**TEXTO DE REFERÊNCIA**:
------------

Jonas Brito, doutor em História, Universidade Estadual de Campinas (UNICAMP), professor de História, Instituto Federal de Educação, Ciência e Tecnologia do Ceará (IFCE), Tauá, CE, Brasil.
O artigo Chico Projeto reforma urbana e protesto social (Salvador, 1928-1930), publicado por Varia Historia (vol. 40, 2024), aborda o conjunto de reformas urbanas conduzidas em Salvador entre 1928 e 1930 pela prefeitura municipal e o governo da Bahia, em aliança com a Companhia Linha Circular, encarregada da eletricidade, telefonia e transporte público da cidade.
Empregando sobretudo imprensa, documentos oficiais e empresariais, o historiador Jonas Brito atribuiu a essas reformas a origem do Quebra-Bondes. Trata-se de uma insurreição popular que abalou a capital baiana em 4 e 5 de outubro de 1930, ou seja, durante a Revolução de 1930, destruindo o material fixo e rodante da Circular, notadamente dois terços dos bondes. O assunto é atual, não apenas pela aproximação do centenário da revolução (2030), como pelo permanente desafio que os problemas urbanos impõem ao Estado e à sociedade no período atual.

------------

**DADOS FORNECIDOS**:

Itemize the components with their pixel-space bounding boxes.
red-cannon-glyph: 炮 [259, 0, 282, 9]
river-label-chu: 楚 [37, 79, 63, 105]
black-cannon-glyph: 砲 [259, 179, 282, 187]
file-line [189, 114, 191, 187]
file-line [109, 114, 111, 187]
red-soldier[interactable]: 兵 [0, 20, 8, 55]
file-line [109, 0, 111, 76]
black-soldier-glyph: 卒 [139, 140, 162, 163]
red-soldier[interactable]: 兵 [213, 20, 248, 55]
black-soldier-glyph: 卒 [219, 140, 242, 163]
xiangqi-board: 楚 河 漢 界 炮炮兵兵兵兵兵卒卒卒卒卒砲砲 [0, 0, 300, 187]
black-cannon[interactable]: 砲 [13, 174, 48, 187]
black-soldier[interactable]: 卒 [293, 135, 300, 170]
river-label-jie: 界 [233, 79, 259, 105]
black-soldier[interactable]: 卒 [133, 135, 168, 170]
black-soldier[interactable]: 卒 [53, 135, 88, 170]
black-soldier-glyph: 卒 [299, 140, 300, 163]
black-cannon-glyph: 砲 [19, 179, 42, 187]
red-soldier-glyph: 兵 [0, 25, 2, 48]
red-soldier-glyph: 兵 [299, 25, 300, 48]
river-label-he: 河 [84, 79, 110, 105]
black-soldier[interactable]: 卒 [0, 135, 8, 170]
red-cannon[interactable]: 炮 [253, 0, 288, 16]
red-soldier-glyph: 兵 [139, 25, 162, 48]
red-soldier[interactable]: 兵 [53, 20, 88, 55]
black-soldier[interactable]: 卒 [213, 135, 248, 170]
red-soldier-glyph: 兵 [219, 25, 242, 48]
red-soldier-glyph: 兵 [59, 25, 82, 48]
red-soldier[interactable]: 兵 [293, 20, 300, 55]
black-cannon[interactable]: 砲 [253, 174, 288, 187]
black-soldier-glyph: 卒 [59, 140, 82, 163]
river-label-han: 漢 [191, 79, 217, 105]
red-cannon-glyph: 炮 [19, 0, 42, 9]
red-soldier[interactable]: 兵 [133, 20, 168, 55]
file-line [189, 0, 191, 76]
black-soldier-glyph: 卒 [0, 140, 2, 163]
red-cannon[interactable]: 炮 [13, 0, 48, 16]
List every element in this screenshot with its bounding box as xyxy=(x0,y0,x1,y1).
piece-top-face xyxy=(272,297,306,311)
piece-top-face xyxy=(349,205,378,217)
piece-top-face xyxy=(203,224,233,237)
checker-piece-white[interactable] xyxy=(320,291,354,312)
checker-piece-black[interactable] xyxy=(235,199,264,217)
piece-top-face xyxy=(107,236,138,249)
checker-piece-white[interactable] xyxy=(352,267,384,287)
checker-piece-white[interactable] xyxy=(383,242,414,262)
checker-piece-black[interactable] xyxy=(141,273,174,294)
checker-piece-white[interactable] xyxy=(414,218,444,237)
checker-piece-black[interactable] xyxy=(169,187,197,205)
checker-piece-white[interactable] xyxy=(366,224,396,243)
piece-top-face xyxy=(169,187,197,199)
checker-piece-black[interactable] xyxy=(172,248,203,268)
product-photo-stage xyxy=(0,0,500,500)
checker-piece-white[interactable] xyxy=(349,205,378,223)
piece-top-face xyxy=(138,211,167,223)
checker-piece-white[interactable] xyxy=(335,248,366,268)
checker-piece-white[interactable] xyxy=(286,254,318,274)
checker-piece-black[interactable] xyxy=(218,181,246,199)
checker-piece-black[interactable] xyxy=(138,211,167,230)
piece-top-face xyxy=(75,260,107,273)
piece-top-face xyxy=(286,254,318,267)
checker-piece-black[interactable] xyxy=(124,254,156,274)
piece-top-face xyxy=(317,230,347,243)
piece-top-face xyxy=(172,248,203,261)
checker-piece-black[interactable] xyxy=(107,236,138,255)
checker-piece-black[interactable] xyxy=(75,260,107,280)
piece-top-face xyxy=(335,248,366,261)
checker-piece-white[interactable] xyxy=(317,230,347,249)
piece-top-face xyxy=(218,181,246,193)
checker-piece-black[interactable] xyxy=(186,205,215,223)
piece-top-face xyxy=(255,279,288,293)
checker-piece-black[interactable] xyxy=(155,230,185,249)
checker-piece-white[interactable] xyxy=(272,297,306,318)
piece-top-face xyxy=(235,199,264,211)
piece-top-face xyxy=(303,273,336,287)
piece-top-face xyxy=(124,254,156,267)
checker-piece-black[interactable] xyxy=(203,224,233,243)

------------

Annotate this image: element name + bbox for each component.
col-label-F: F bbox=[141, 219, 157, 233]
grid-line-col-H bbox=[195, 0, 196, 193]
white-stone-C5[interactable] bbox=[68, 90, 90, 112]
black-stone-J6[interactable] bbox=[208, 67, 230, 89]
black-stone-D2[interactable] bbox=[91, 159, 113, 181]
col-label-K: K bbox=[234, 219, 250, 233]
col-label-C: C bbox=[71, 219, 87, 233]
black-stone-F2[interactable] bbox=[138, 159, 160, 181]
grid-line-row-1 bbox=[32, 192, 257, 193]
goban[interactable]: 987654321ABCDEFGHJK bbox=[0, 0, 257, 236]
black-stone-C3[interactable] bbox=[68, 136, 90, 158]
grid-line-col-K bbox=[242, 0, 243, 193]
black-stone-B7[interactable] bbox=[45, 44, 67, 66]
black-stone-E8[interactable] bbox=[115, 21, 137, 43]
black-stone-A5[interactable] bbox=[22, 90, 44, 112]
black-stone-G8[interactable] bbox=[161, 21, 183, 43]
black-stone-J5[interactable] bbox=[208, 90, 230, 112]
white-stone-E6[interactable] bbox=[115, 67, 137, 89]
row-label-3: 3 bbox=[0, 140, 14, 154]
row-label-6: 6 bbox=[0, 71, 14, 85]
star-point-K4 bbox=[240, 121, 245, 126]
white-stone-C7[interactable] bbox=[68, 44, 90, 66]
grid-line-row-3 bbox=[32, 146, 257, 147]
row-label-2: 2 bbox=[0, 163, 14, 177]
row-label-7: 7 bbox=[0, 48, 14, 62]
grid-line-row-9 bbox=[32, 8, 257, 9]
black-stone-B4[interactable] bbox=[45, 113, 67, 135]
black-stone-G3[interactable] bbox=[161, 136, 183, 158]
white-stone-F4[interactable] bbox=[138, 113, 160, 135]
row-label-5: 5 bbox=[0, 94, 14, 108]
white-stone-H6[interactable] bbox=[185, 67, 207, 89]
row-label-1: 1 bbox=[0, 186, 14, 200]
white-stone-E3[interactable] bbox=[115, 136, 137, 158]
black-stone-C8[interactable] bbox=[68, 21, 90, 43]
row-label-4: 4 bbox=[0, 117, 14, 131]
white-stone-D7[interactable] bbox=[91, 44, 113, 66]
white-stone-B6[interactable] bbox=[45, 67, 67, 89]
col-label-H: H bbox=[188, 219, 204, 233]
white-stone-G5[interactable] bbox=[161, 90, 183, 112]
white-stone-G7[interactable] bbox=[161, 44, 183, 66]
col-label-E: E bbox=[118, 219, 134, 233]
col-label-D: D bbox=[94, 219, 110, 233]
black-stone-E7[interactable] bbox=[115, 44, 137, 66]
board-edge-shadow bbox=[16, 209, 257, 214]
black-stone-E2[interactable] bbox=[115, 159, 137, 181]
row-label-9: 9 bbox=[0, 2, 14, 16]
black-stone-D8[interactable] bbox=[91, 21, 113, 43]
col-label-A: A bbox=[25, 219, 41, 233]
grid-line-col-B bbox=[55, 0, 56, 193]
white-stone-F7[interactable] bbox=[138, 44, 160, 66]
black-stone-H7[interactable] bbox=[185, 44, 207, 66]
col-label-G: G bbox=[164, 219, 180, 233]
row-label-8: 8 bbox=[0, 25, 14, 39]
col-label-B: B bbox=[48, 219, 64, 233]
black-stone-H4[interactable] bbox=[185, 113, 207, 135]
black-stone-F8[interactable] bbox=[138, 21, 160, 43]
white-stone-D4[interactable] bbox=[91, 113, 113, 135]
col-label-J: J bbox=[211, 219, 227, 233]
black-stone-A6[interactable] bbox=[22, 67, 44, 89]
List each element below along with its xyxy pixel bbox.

------------

**INSTRUÇÕES**:
1. Segundo o texto de referência, em que datas ocorreu o Quebra-Bondes na capital baiana?
2. Prossiga com a redação do texto de referência sobre as reformas urbanas em Salvador, a partir da última frase apresentada.
Os dados não têm relação com o texto de referência.

**RESULTADOS DO EXERCÍCIO**:
1. Em 4 e 5 de outubro de 1930.

2.
Figura 1. Trâmuei destruído no Quebra-Bondes diante da Catedral Basília no Terreiro de Jesus. Salvador: outubro de 1930.
Os referidos empreendimentos urbanos englobaram setores estratégicos, como o transporte público, a partir da reforma e da ampliação da frota carril e dos ascensores públicos; a eletricidade, com a restauração e a ampliação da rede distribuidora de Salvador e a construção de uma hidroelétrica no Recôncavo; e, por fim, a telefonia, com a introdução dos aparelhos automáticos, que dispensariam a intermediação das telefonistas nas ligações.
O prefeito Francisco Souza (1928-1930) incrementou a arrecadação municipal, destinando-a à abertura e ao calçamento de ruas, à reorganização das feiras e dos mercados, bem como à importação de caminhões e de fornos incineradores para a coleta, transporte e destinação do lixo. O governador estadual Vital Soares (1928-1930) negociou um empréstimo estrangeiro para financiar a reorganização dos serviços de água e esgoto de Salvador.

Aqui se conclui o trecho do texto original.